Please report every line from the material that contains the word "hand".

------ Dataset

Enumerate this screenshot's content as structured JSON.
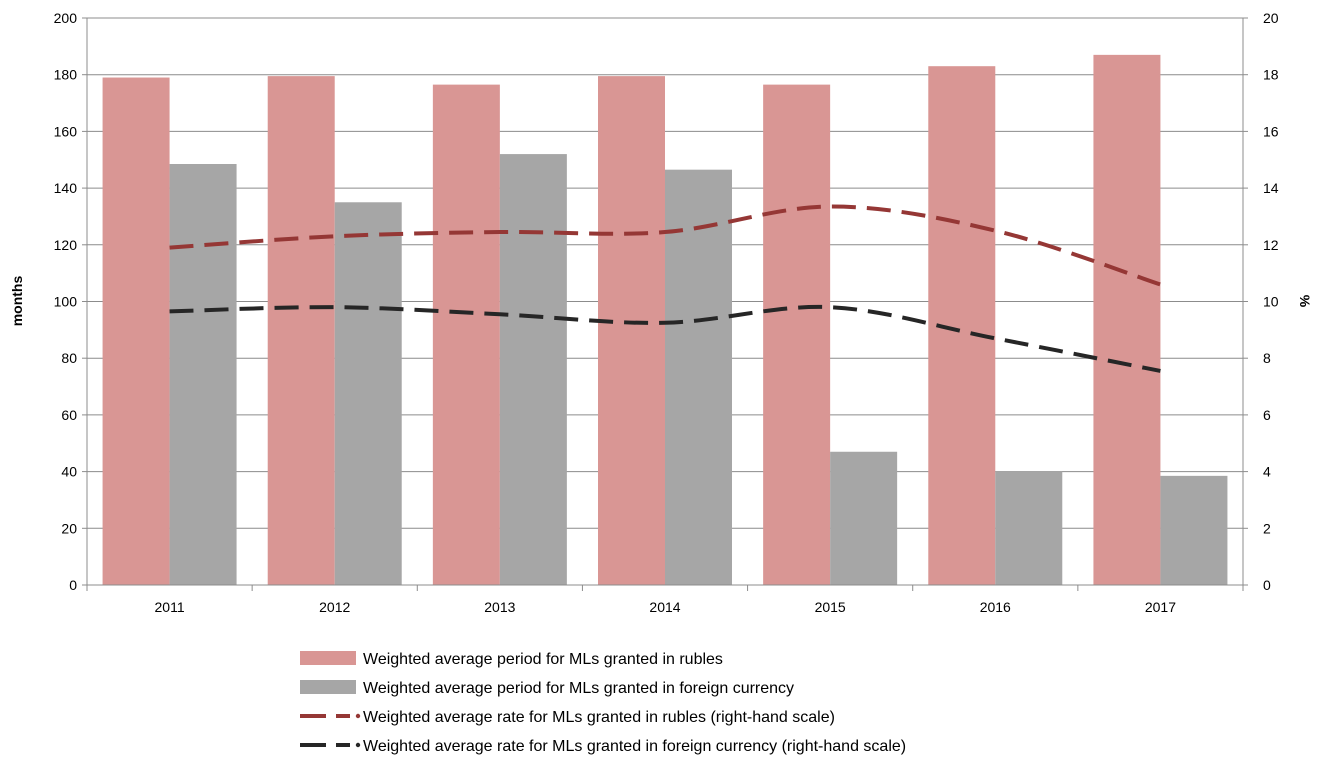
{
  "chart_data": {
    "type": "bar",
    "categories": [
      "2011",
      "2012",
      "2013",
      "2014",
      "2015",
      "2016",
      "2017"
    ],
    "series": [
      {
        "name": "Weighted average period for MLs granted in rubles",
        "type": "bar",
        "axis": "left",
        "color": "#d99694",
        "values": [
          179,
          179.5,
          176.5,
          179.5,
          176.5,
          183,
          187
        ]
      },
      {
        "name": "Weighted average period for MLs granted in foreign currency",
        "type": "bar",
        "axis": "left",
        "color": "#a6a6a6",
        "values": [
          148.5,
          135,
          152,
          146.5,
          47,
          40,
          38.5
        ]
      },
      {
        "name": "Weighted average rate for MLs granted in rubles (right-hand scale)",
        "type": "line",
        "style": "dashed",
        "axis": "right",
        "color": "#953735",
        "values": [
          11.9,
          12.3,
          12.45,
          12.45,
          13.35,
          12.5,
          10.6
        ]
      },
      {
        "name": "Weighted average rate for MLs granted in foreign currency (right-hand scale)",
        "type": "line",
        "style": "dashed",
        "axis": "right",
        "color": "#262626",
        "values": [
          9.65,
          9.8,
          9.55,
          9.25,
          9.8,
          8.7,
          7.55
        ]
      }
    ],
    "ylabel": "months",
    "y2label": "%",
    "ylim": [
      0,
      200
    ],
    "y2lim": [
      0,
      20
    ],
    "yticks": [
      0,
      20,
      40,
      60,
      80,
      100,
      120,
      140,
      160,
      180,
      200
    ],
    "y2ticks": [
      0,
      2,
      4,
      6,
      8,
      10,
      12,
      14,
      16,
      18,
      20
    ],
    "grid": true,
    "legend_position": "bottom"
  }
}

------------

**Reply to the task**
        "name": "Weighted average rate for MLs granted in rubles (right-hand scale)",
        "name": "Weighted average rate for MLs granted in foreign currency (right-hand scale)",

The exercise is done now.